----- RECORDS FOR THIS EXERCISE

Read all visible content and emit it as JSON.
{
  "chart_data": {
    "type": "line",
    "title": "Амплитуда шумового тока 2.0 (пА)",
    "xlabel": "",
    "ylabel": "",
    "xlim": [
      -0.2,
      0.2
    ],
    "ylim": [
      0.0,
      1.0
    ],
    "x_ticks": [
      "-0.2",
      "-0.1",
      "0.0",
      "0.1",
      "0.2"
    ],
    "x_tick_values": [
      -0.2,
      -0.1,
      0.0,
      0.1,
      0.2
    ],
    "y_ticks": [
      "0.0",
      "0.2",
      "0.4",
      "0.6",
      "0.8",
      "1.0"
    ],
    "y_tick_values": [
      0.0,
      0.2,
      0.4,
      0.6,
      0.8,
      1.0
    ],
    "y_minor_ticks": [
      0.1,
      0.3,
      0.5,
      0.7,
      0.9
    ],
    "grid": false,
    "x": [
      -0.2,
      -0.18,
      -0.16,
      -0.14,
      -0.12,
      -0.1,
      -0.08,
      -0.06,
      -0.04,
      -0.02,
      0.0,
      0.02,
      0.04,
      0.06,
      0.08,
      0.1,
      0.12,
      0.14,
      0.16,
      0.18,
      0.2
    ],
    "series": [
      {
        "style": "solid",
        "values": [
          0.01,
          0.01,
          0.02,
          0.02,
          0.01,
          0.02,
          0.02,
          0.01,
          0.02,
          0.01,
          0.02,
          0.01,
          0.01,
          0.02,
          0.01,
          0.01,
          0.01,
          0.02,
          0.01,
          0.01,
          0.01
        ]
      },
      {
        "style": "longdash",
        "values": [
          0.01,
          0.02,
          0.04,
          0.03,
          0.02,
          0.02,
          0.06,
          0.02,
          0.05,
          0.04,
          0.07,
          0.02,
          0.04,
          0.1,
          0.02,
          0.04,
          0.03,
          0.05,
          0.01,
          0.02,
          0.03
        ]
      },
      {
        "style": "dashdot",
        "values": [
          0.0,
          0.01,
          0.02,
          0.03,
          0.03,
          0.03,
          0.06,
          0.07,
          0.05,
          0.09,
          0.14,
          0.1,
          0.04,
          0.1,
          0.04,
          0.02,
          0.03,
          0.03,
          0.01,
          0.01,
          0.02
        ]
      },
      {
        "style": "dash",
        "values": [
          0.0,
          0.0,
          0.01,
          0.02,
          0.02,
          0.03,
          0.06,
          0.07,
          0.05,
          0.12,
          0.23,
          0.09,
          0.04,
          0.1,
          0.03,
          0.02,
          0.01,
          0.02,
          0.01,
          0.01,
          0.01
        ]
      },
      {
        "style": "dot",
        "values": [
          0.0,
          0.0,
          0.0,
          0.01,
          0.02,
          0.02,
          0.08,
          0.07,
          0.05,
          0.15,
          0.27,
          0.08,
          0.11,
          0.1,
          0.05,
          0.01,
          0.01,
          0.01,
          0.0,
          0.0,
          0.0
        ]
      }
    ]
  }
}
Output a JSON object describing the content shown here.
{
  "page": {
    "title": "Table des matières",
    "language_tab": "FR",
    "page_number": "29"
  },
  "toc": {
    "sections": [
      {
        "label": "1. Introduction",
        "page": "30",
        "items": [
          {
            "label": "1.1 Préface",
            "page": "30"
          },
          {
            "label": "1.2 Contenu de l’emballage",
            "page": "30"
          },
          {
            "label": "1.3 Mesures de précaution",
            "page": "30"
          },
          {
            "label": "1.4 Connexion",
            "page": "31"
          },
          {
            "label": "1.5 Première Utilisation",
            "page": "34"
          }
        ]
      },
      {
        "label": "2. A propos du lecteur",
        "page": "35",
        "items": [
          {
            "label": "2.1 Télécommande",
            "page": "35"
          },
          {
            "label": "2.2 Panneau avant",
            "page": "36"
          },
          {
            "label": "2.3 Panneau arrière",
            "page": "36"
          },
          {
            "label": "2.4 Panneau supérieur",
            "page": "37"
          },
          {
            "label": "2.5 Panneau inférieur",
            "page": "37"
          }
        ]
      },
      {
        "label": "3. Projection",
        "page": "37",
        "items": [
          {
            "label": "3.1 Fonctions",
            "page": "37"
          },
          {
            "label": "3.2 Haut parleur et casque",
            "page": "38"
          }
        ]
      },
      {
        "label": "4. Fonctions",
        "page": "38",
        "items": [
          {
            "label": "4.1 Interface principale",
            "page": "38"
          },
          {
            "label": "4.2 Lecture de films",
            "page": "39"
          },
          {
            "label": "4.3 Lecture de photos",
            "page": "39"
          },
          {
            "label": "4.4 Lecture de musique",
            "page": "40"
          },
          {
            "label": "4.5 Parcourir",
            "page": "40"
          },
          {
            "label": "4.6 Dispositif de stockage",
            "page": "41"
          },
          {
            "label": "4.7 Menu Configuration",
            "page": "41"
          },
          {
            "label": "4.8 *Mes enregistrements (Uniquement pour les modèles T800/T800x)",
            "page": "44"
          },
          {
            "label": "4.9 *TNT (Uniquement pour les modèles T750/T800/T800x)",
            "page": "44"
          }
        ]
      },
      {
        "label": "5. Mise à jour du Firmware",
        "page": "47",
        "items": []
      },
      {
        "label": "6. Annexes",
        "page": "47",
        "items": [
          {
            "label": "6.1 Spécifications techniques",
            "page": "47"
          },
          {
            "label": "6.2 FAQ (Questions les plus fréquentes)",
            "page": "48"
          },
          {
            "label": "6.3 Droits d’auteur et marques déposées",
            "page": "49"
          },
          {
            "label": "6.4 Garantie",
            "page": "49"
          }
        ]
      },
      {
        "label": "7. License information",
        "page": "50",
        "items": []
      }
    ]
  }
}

----------

• _WHAT THE EXERCISE ASKS_
State how many lines in the entries above include the word "title"; reply with the number alone.

• _TASK RESULT_
2